§ WORK REQUIRED: All the data below goes into the copy word for word, but the pictures don't.

[Dataset records]

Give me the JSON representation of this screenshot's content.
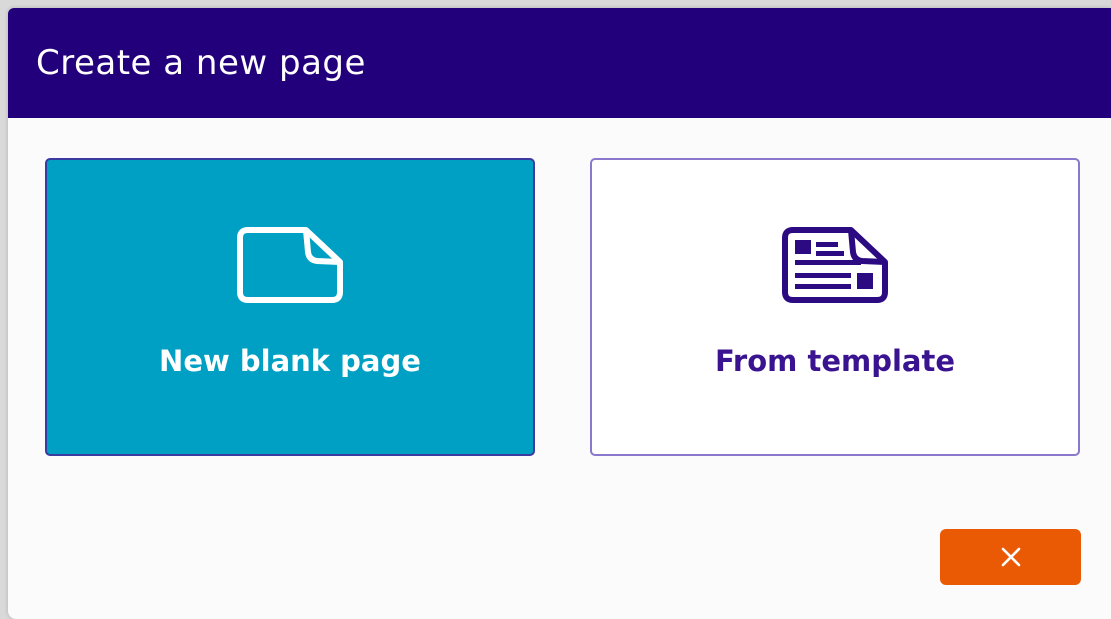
{
  "dialog": {
    "title": "Create a new page",
    "colors": {
      "header": "#23007b",
      "body": "#fbfbfb"
    }
  },
  "options": [
    {
      "label": "New blank page",
      "icon": "blank-page-icon",
      "colors": {
        "background": "#00a0c4",
        "border": "#3b3aa0",
        "text": "#ffffff",
        "icon": "#ffffff"
      }
    },
    {
      "label": "From template",
      "icon": "template-page-icon",
      "colors": {
        "background": "#ffffff",
        "border": "#8a78cc",
        "text": "#3a1391",
        "icon": "#2b0a82"
      }
    }
  ],
  "close": {
    "icon": "close-icon",
    "colors": {
      "background": "#ea5a04",
      "icon": "#ffffff"
    }
  }
}
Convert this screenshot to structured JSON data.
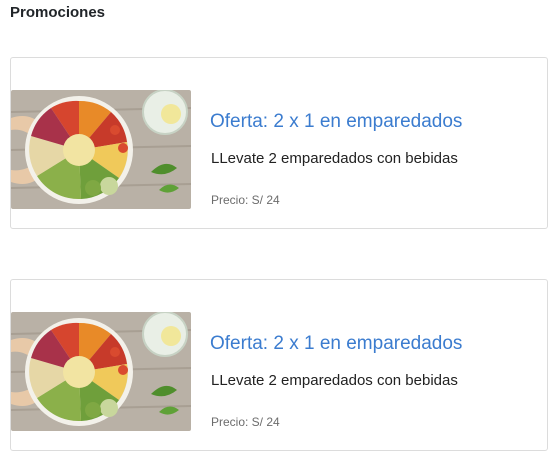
{
  "section": {
    "title": "Promociones"
  },
  "promotions": [
    {
      "title": "Oferta: 2 x 1 en emparedados",
      "description": "LLevate 2 emparedados con bebidas",
      "price": "Precio: S/ 24"
    },
    {
      "title": "Oferta: 2 x 1 en emparedados",
      "description": "LLevate 2 emparedados con bebidas",
      "price": "Precio: S/ 24"
    }
  ]
}
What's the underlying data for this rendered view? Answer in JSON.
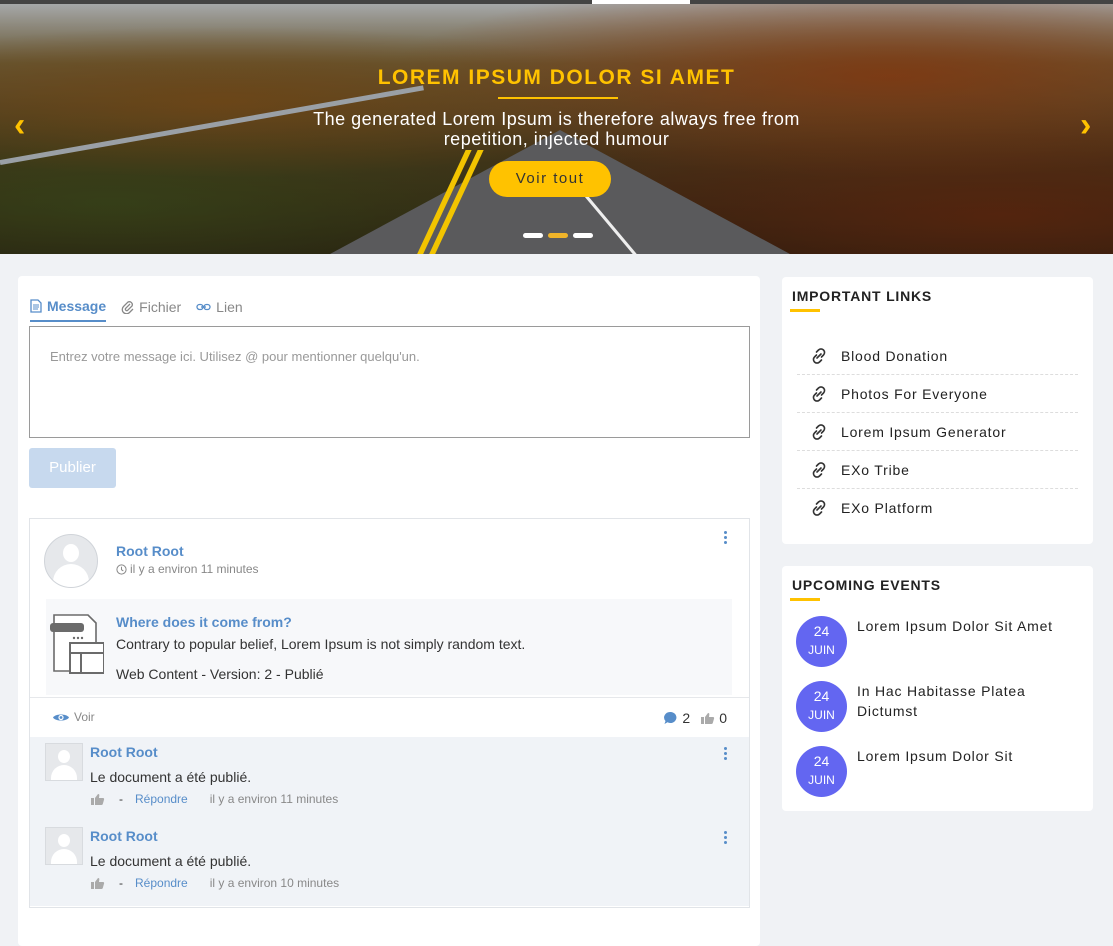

§ RESULT OF THE EXERCISE:
Give me the JSON representation of this screenshot's content.
{
  "dialog": {
    "title": "Create a new page",
    "colors": {
      "header": "#23007b",
      "body": "#fbfbfb"
    }
  },
  "options": [
    {
      "label": "New blank page",
      "icon": "blank-page-icon",
      "colors": {
        "background": "#00a0c4",
        "border": "#3b3aa0",
        "text": "#ffffff",
        "icon": "#ffffff"
      }
    },
    {
      "label": "From template",
      "icon": "template-page-icon",
      "colors": {
        "background": "#ffffff",
        "border": "#8a78cc",
        "text": "#3a1391",
        "icon": "#2b0a82"
      }
    }
  ],
  "close": {
    "icon": "close-icon",
    "colors": {
      "background": "#ea5a04",
      "icon": "#ffffff"
    }
  }
}
Convert this screenshot to structured JSON data.
{
  "section": {
    "title": "Promociones"
  },
  "promotions": [
    {
      "title": "Oferta: 2 x 1 en emparedados",
      "description": "LLevate 2 emparedados con bebidas",
      "price": "Precio: S/ 24"
    },
    {
      "title": "Oferta: 2 x 1 en emparedados",
      "description": "LLevate 2 emparedados con bebidas",
      "price": "Precio: S/ 24"
    }
  ]
}
What's the underlying data for this rendered view? Answer in JSON.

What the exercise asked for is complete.